-- Start of Extracted entries --

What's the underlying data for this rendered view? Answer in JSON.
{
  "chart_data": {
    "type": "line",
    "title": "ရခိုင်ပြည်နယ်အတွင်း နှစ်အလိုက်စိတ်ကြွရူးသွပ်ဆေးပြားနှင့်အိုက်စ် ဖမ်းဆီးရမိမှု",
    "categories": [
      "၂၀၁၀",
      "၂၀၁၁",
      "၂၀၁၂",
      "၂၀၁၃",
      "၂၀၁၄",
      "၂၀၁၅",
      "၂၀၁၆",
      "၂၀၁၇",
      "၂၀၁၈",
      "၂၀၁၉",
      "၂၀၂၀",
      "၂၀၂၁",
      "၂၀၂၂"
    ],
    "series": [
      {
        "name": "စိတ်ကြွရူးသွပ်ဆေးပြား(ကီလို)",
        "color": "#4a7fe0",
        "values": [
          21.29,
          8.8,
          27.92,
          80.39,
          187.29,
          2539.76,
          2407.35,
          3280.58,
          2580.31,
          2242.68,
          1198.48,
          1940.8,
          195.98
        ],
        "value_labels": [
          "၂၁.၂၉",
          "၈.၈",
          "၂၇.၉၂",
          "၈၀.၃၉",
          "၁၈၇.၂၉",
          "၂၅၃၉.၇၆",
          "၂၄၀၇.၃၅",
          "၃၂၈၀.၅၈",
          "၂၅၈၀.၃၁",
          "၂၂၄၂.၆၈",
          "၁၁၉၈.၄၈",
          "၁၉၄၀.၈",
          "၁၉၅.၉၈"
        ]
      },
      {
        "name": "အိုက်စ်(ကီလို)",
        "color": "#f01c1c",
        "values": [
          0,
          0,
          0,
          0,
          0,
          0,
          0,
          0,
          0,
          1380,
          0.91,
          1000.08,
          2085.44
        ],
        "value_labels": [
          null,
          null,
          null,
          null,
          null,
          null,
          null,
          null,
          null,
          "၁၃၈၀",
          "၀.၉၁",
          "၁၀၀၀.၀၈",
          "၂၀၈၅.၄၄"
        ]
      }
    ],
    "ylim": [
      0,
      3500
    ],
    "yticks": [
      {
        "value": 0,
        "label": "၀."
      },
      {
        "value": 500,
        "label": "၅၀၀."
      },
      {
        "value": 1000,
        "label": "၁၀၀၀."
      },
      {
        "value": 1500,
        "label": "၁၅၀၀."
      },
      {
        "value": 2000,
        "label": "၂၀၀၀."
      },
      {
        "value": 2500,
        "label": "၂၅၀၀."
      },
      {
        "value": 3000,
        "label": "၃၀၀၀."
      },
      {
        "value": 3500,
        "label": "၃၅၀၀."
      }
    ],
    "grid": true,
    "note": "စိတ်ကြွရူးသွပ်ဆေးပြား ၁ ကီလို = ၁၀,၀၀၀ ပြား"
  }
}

-- End of Extracted entries --

Restate every record exactly, leaving nothing out.

What's the underlying data for this rendered view? Answer in JSON.
{
  "chart_data": {
    "type": "line",
    "title": "ရခိုင်ပြည်နယ်အတွင်း နှစ်အလိုက်စိတ်ကြွရူးသွပ်ဆေးပြားနှင့်အိုက်စ် ဖမ်းဆီးရမိမှု",
    "categories": [
      "၂၀၁၀",
      "၂၀၁၁",
      "၂၀၁၂",
      "၂၀၁၃",
      "၂၀၁၄",
      "၂၀၁၅",
      "၂၀၁၆",
      "၂၀၁၇",
      "၂၀၁၈",
      "၂၀၁၉",
      "၂၀၂၀",
      "၂၀၂၁",
      "၂၀၂၂"
    ],
    "series": [
      {
        "name": "စိတ်ကြွရူးသွပ်ဆေးပြား(ကီလို)",
        "color": "#4a7fe0",
        "values": [
          21.29,
          8.8,
          27.92,
          80.39,
          187.29,
          2539.76,
          2407.35,
          3280.58,
          2580.31,
          2242.68,
          1198.48,
          1940.8,
          195.98
        ],
        "value_labels": [
          "၂၁.၂၉",
          "၈.၈",
          "၂၇.၉၂",
          "၈၀.၃၉",
          "၁၈၇.၂၉",
          "၂၅၃၉.၇၆",
          "၂၄၀၇.၃၅",
          "၃၂၈၀.၅၈",
          "၂၅၈၀.၃၁",
          "၂၂၄၂.၆၈",
          "၁၁၉၈.၄၈",
          "၁၉၄၀.၈",
          "၁၉၅.၉၈"
        ]
      },
      {
        "name": "အိုက်စ်(ကီလို)",
        "color": "#f01c1c",
        "values": [
          0,
          0,
          0,
          0,
          0,
          0,
          0,
          0,
          0,
          1380,
          0.91,
          1000.08,
          2085.44
        ],
        "value_labels": [
          null,
          null,
          null,
          null,
          null,
          null,
          null,
          null,
          null,
          "၁၃၈၀",
          "၀.၉၁",
          "၁၀၀၀.၀၈",
          "၂၀၈၅.၄၄"
        ]
      }
    ],
    "ylim": [
      0,
      3500
    ],
    "yticks": [
      {
        "value": 0,
        "label": "၀."
      },
      {
        "value": 500,
        "label": "၅၀၀."
      },
      {
        "value": 1000,
        "label": "၁၀၀၀."
      },
      {
        "value": 1500,
        "label": "၁၅၀၀."
      },
      {
        "value": 2000,
        "label": "၂၀၀၀."
      },
      {
        "value": 2500,
        "label": "၂၅၀၀."
      },
      {
        "value": 3000,
        "label": "၃၀၀၀."
      },
      {
        "value": 3500,
        "label": "၃၅၀၀."
      }
    ],
    "grid": true,
    "note": "စိတ်ကြွရူးသွပ်ဆေးပြား ၁ ကီလို = ၁၀,၀၀၀ ပြား"
  }
}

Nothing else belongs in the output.